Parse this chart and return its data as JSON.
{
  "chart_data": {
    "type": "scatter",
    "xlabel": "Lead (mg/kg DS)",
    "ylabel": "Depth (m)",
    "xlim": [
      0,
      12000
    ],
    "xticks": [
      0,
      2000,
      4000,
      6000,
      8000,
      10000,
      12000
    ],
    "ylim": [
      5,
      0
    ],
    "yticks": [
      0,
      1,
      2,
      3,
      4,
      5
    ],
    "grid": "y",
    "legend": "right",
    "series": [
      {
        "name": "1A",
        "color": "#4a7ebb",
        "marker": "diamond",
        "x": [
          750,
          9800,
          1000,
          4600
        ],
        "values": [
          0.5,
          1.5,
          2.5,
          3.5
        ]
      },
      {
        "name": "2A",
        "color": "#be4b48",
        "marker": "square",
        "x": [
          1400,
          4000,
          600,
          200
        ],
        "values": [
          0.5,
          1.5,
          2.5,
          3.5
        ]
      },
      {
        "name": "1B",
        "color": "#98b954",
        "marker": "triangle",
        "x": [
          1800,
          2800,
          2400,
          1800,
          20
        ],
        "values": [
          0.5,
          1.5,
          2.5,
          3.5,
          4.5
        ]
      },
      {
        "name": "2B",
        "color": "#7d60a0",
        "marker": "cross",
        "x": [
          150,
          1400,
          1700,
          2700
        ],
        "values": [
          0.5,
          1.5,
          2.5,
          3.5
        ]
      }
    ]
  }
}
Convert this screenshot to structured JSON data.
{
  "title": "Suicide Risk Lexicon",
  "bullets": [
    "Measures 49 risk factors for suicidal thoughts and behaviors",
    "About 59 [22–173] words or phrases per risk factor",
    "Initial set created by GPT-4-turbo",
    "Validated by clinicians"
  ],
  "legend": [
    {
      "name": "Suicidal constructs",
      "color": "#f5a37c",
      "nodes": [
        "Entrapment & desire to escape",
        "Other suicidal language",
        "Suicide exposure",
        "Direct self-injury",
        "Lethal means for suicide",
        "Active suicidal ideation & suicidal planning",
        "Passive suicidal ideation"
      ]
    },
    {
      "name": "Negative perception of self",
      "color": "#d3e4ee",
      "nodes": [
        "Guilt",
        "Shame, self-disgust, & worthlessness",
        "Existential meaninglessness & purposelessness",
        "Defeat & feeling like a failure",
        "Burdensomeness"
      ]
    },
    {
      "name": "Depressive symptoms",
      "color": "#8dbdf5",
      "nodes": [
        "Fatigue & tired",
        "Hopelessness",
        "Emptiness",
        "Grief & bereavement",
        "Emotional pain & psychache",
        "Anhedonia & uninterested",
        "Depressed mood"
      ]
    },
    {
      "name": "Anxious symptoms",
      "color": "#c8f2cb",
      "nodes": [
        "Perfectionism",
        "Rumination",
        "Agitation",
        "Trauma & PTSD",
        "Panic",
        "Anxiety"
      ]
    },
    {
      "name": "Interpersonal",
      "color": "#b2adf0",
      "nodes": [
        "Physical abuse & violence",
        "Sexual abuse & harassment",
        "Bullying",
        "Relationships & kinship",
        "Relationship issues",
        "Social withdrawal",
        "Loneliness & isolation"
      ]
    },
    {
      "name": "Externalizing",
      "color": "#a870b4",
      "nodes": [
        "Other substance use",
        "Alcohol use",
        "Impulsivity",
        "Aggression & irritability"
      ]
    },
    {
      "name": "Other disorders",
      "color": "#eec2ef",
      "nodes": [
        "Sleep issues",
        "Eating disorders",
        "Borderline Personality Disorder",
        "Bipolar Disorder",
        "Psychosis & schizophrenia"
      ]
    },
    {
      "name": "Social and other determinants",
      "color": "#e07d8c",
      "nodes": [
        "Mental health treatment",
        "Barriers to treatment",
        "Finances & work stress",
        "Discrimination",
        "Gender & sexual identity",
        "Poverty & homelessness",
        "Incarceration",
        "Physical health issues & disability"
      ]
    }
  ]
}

++++

Exercise aim: Supply the count of lines in the entries that contain the word "marker", and nothing besides.

Response to the exercise: 4